--- START ---

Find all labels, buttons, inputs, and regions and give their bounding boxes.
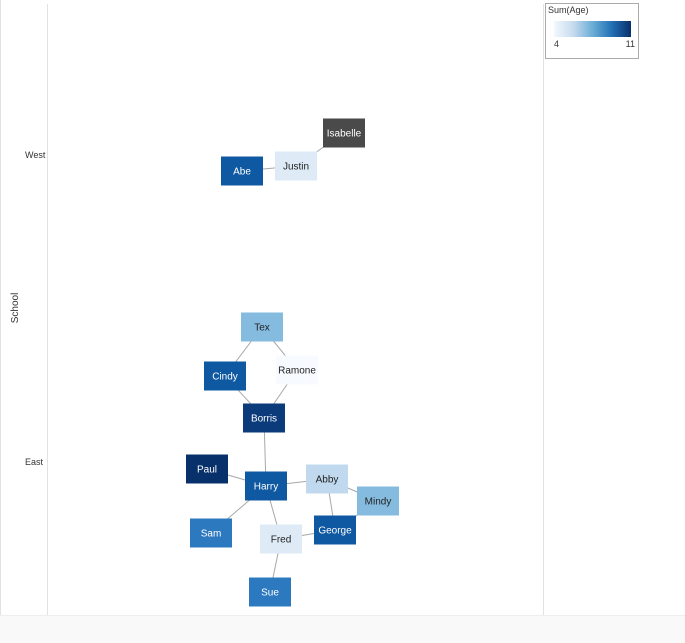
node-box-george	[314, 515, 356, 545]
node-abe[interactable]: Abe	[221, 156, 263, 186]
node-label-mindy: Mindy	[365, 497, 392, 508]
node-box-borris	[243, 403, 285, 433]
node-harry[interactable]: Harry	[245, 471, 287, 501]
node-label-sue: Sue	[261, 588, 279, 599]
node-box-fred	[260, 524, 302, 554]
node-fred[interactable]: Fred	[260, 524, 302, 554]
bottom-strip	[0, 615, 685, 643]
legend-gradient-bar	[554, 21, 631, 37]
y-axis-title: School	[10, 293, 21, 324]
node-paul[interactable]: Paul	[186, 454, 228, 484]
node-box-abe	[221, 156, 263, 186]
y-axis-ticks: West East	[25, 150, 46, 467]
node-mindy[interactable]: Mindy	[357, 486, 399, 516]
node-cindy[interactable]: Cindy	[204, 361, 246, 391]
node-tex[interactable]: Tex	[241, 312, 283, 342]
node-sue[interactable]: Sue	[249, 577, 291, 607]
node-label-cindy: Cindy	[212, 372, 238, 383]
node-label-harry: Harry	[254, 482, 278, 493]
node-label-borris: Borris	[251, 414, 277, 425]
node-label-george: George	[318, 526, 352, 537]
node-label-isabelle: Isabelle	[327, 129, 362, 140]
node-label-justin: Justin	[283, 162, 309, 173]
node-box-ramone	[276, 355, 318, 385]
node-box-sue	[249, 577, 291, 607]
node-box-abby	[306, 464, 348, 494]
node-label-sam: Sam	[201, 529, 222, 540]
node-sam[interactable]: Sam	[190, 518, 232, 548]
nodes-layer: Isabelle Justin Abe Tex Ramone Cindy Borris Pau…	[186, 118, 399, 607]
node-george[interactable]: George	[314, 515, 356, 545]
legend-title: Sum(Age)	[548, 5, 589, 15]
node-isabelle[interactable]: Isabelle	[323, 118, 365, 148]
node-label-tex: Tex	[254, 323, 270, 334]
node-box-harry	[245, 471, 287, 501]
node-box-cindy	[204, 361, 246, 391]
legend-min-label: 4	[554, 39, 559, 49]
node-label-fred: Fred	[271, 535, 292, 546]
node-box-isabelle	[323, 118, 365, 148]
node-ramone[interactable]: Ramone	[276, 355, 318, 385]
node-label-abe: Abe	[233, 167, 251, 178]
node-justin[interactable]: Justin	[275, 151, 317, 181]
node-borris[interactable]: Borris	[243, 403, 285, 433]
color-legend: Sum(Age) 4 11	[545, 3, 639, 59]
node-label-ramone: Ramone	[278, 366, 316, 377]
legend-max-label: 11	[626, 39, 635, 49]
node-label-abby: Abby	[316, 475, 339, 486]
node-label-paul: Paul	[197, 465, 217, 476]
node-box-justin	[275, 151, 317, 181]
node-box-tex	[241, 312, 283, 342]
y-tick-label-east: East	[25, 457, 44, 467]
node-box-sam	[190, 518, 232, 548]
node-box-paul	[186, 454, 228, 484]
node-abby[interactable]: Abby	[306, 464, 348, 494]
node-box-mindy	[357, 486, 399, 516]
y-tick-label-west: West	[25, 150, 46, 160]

--- END ---

- [Instructions for the task]:
Please report every line of the data above that contains the string "harry", treating uppercase and lowercase as different.

- [Exercise solution]:
node-harry[interactable]: Harry	[245, 471, 287, 501]
node-label-harry: Harry	[254, 482, 278, 493]
node-box-harry	[245, 471, 287, 501]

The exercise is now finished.